Short task: Omit all images, then return the remaining material exactly as it stands.

Data supplied:
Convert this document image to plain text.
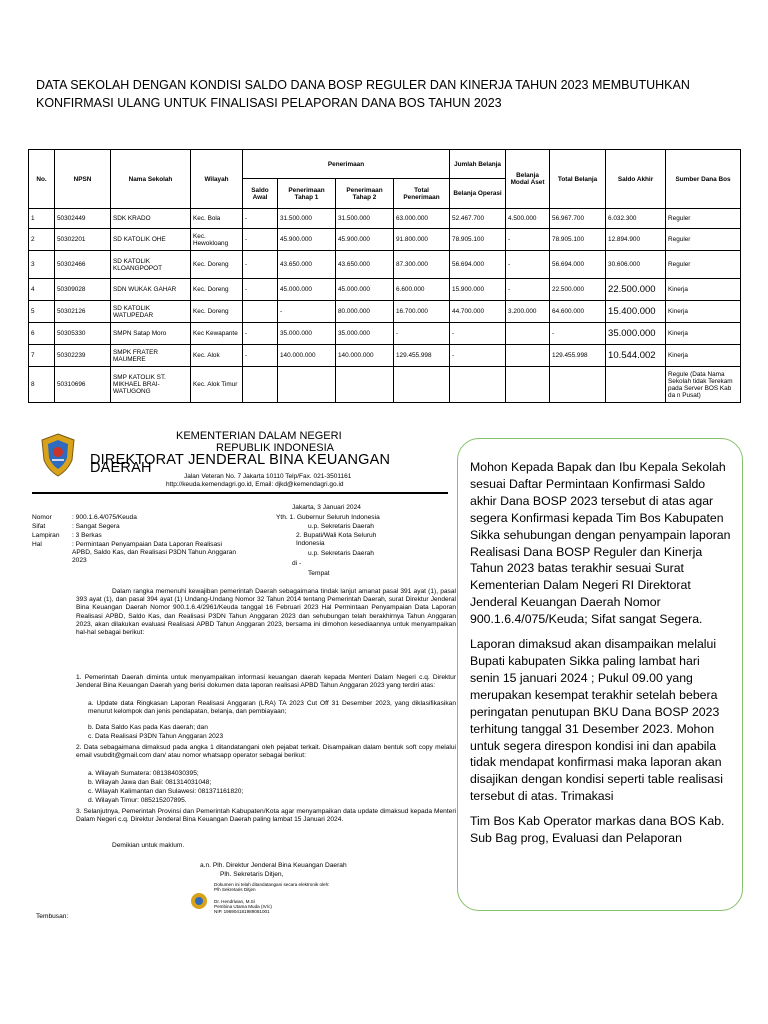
DATA SEKOLAH DENGAN KONDISI SALDO DANA BOSP REGULER DAN KINERJA TAHUN 2023 MEMBUTUHKAN KONFIRMASI ULANG UNTUK FINALISASI PELAPORAN DANA BOS TAHUN 2023
No.	NPSN	Nama Sekolah	Wilayah	Penerimaan				Jumlah Belanja	Belanja Modal Aset	Total Belanja	Saldo Akhir	Sumber Dana Bos
				Saldo Awal	Penerimaan Tahap 1	Penerimaan Tahap 2	Total Penerimaan	Belanja Operasi				
1	50302449	SDK KRADO	Kec. Bola	-	31.500.000	31.500.000	63.000.000	52.467.700	4.500.000	56.967.700	6.032.300	Reguler
2	50302201	SD KATOLIK OHE	Kec. Hewokloang	-	45.900.000	45.900.000	91.800.000	78.905.100	-	78.905.100	12.894.900	Reguler
3	50302466	SD KATOLIK KLOANGPOPOT	Kec. Doreng	-	43.650.000	43.650.000	87.300.000	56.694.000	-	56.694.000	30.606.000	Reguler
4	50309028	SDN WUKAK GAHAR	Kec. Doreng	-	45.000.000	45.000.000	6.600.000	15.900.000	-	22.500.000	22.500.000	Kinerja
5	50302126	SD KATOLIK WATUPEDAR	Kec. Doreng		-	80.000.000	16.700.000	44.700.000	3.200.000	64.600.000	15.400.000	Kinerja
6	50305330	SMPN Satap Moro	Kec Kewapante	-	35.000.000	35.000.000	-	-		-	35.000.000	Kinerja
7	50302239	SMPK FRATER MAUMERE	Kec. Alok	-	140.000.000	140.000.000	129.455.998	-		129.455.998	10.544.002	Kinerja
8	50310696	SMP KATOLIK ST. MIKHAEL BRAI-WATUGONG	Kec. Alok Timur									Regule (Data Nama Sekolah tidak Terekam pada Server BOS Kab da n Pusat)
KEMENTERIAN DALAM NEGERI
REPUBLIK INDONESIA
DIREKTORAT JENDERAL BINA KEUANGAN DAERAH
Jalan Veteran No. 7 Jakarta 10110 Telp/Fax. 021-3501161
http://keuda.kemendagri.go.id, Email: djkd@kemendagri.go.id
Jakarta, 3 Januari 2024
Nomor	: 900.1.6.4/075/Keuda
Sifat	: Sangat Segera
Lampiran : 3 Berkas
Hal	: Permintaan Penyampaian Data Laporan Realisasi APBD, Saldo Kas, dan Realisasi P3DN Tahun Anggaran 2023
Yth. 1. Gubernur Seluruh Indonesia
u.p. Sekretaris Daerah
2. Bupati/Wali Kota Seluruh Indonesia
u.p. Sekretaris Daerah
di -
Tempat

Dalam rangka memenuhi kewajiban pemerintah Daerah sebagaimana tindak lanjut amanat pasal 391 ayat (1), pasal 393 ayat (1), dan pasal 394 ayat (1) Undang-Undang Nomor 32 Tahun 2014 tentang Pemerintah Daerah, surat Direktur Jenderal Bina Keuangan Daerah Nomor 900.1.6.4/2961/Keuda tanggal 16 Februari 2023 Hal Permintaan Penyampaian Data Laporan Realisasi APBD, Saldo Kas, dan Realisasi P3DN Tahun Anggaran 2023 dan sehubungan telah berakhirnya Tahun Anggaran 2023, akan dilakukan evaluasi Realisasi APBD Tahun Anggaran 2023, bersama ini dimohon kesediaannya untuk menyampaikan hal-hal sebagai berikut:

1. Pemerintah Daerah diminta untuk menyampaikan informasi keuangan daerah kepada Menteri Dalam Negeri c.q. Direktur Jenderal Bina Keuangan Daerah yang berisi dokumen data laporan realisasi APBD Tahun Anggaran 2023 yang terdiri atas:

a. Update data Ringkasan Laporan Realisasi Anggaran (LRA) TA 2023 Cut Off 31 Desember 2023, yang diklasifikasikan menurut kelompok dan jenis pendapatan, belanja, dan pembiayaan;

b. Data Saldo Kas pada Kas daerah; dan

c. Data Realisasi P3DN Tahun Anggaran 2023

2. Data sebagaimana dimaksud pada angka 1 ditandatangani oleh pejabat terkait. Disampaikan dalam bentuk soft copy melalui email vsubdit@gmail.com dan/ atau nomor whatsapp operator sebagai berikut:

a. Wilayah Sumatera: 081384030395;

b. Wilayah Jawa dan Bali: 081314031048;

c. Wilayah Kalimantan dan Sulawesi: 081371161820;

d. Wilayah Timur: 085215207895.

3. Selanjutnya, Pemerintah Provinsi dan Pemerintah Kabupaten/Kota agar menyampaikan data update dimaksud kepada Menteri Dalam Negeri c.q. Direktur Jenderal Bina Keuangan Daerah paling lambat 15 Januari 2024.

Demikian untuk maklum.

a.n. Plh. Direktur Jenderal Bina Keuangan Daerah
Plh. Sekretaris Ditjen,
Dokumen ini telah ditandatangani secara elektronik oleh:
Plh Sekretaris Ditjen
Dr. Hendriwan, M.Si
Pembina Utama Muda (IV/c)
NIP. 196904181989081001
Tembusan:

Mohon Kepada Bapak dan Ibu Kepala Sekolah sesuai Daftar Permintaan Konfirmasi Saldo akhir Dana BOSP 2023 tersebut di atas agar segera Konfirmasi kepada Tim Bos Kabupaten Sikka sehubungan dengan penyampain laporan Realisasi Dana BOSP Reguler dan Kinerja Tahun 2023 batas terakhir sesuai Surat Kementerian Dalam Negeri RI Direktorat Jenderal Keuangan Daerah Nomor 900.1.6.4/075/Keuda; Sifat sangat Segera.

Laporan dimaksud akan disampaikan melalui Bupati kabupaten Sikka paling lambat hari senin 15 januari 2024 ; Pukul 09.00 yang merupakan kesempat terakhir setelah bebera peringatan penutupan BKU Dana BOSP 2023 terhitung tanggal 31 Desember 2023. Mohon untuk segera direspon kondisi ini dan apabila tidak mendapat konfirmasi maka laporan akan disajikan dengan kondisi seperti table realisasi tersebut di atas. Trimakasi

Tim Bos Kab Operator markas dana BOS Kab. Sub Bag prog, Evaluasi dan Pelaporan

Answer for this exercise:
Convert this document image to plain text.
DATA SEKOLAH DENGAN KONDISI SALDO DANA BOSP REGULER DAN KINERJA TAHUN 2023 MEMBUTUHKAN KONFIRMASI ULANG UNTUK FINALISASI PELAPORAN DANA BOS TAHUN 2023
No.	NPSN	Nama Sekolah	Wilayah	Penerimaan				Jumlah Belanja	Belanja Modal Aset	Total Belanja	Saldo Akhir	Sumber Dana Bos
				Saldo Awal	Penerimaan Tahap 1	Penerimaan Tahap 2	Total Penerimaan	Belanja Operasi				
1	50302449	SDK KRADO	Kec. Bola	-	31.500.000	31.500.000	63.000.000	52.467.700	4.500.000	56.967.700	6.032.300	Reguler
2	50302201	SD KATOLIK OHE	Kec. Hewokloang	-	45.900.000	45.900.000	91.800.000	78.905.100	-	78.905.100	12.894.900	Reguler
3	50302466	SD KATOLIK KLOANGPOPOT	Kec. Doreng	-	43.650.000	43.650.000	87.300.000	56.694.000	-	56.694.000	30.606.000	Reguler
4	50309028	SDN WUKAK GAHAR	Kec. Doreng	-	45.000.000	45.000.000	6.600.000	15.900.000	-	22.500.000	22.500.000	Kinerja
5	50302126	SD KATOLIK WATUPEDAR	Kec. Doreng		-	80.000.000	16.700.000	44.700.000	3.200.000	64.600.000	15.400.000	Kinerja
6	50305330	SMPN Satap Moro	Kec Kewapante	-	35.000.000	35.000.000	-	-		-	35.000.000	Kinerja
7	50302239	SMPK FRATER MAUMERE	Kec. Alok	-	140.000.000	140.000.000	129.455.998	-		129.455.998	10.544.002	Kinerja
8	50310696	SMP KATOLIK ST. MIKHAEL BRAI-WATUGONG	Kec. Alok Timur									Regule (Data Nama Sekolah tidak Terekam pada Server BOS Kab da n Pusat)
KEMENTERIAN DALAM NEGERI
REPUBLIK INDONESIA
DIREKTORAT JENDERAL BINA KEUANGAN DAERAH
Jalan Veteran No. 7 Jakarta 10110 Telp/Fax. 021-3501161
http://keuda.kemendagri.go.id, Email: djkd@kemendagri.go.id
Jakarta, 3 Januari 2024
Nomor	: 900.1.6.4/075/Keuda
Sifat	: Sangat Segera
Lampiran : 3 Berkas
Hal	: Permintaan Penyampaian Data Laporan Realisasi APBD, Saldo Kas, dan Realisasi P3DN Tahun Anggaran 2023
Yth. 1. Gubernur Seluruh Indonesia
u.p. Sekretaris Daerah
2. Bupati/Wali Kota Seluruh Indonesia
u.p. Sekretaris Daerah
di -
Tempat

Dalam rangka memenuhi kewajiban pemerintah Daerah sebagaimana tindak lanjut amanat pasal 391 ayat (1), pasal 393 ayat (1), dan pasal 394 ayat (1) Undang-Undang Nomor 32 Tahun 2014 tentang Pemerintah Daerah, surat Direktur Jenderal Bina Keuangan Daerah Nomor 900.1.6.4/2961/Keuda tanggal 16 Februari 2023 Hal Permintaan Penyampaian Data Laporan Realisasi APBD, Saldo Kas, dan Realisasi P3DN Tahun Anggaran 2023 dan sehubungan telah berakhirnya Tahun Anggaran 2023, akan dilakukan evaluasi Realisasi APBD Tahun Anggaran 2023, bersama ini dimohon kesediaannya untuk menyampaikan hal-hal sebagai berikut:

1. Pemerintah Daerah diminta untuk menyampaikan informasi keuangan daerah kepada Menteri Dalam Negeri c.q. Direktur Jenderal Bina Keuangan Daerah yang berisi dokumen data laporan realisasi APBD Tahun Anggaran 2023 yang terdiri atas:

a. Update data Ringkasan Laporan Realisasi Anggaran (LRA) TA 2023 Cut Off 31 Desember 2023, yang diklasifikasikan menurut kelompok dan jenis pendapatan, belanja, dan pembiayaan;

b. Data Saldo Kas pada Kas daerah; dan

c. Data Realisasi P3DN Tahun Anggaran 2023

2. Data sebagaimana dimaksud pada angka 1 ditandatangani oleh pejabat terkait. Disampaikan dalam bentuk soft copy melalui email vsubdit@gmail.com dan/ atau nomor whatsapp operator sebagai berikut:

a. Wilayah Sumatera: 081384030395;

b. Wilayah Jawa dan Bali: 081314031048;

c. Wilayah Kalimantan dan Sulawesi: 081371161820;

d. Wilayah Timur: 085215207895.

3. Selanjutnya, Pemerintah Provinsi dan Pemerintah Kabupaten/Kota agar menyampaikan data update dimaksud kepada Menteri Dalam Negeri c.q. Direktur Jenderal Bina Keuangan Daerah paling lambat 15 Januari 2024.

Demikian untuk maklum.

a.n. Plh. Direktur Jenderal Bina Keuangan Daerah
Plh. Sekretaris Ditjen,
Dokumen ini telah ditandatangani secara elektronik oleh:
Plh Sekretaris Ditjen
Dr. Hendriwan, M.Si
Pembina Utama Muda (IV/c)
NIP. 196904181989081001
Tembusan:

Mohon Kepada Bapak dan Ibu Kepala Sekolah sesuai Daftar Permintaan Konfirmasi Saldo akhir Dana BOSP 2023 tersebut di atas agar segera Konfirmasi kepada Tim Bos Kabupaten Sikka sehubungan dengan penyampain laporan Realisasi Dana BOSP Reguler dan Kinerja Tahun 2023 batas terakhir sesuai Surat Kementerian Dalam Negeri RI Direktorat Jenderal Keuangan Daerah Nomor 900.1.6.4/075/Keuda; Sifat sangat Segera.

Laporan dimaksud akan disampaikan melalui Bupati kabupaten Sikka paling lambat hari senin 15 januari 2024 ; Pukul 09.00 yang merupakan kesempat terakhir setelah bebera peringatan penutupan BKU Dana BOSP 2023 terhitung tanggal 31 Desember 2023. Mohon untuk segera direspon kondisi ini dan apabila tidak mendapat konfirmasi maka laporan akan disajikan dengan kondisi seperti table realisasi tersebut di atas. Trimakasi

Tim Bos Kab Operator markas dana BOS Kab. Sub Bag prog, Evaluasi dan Pelaporan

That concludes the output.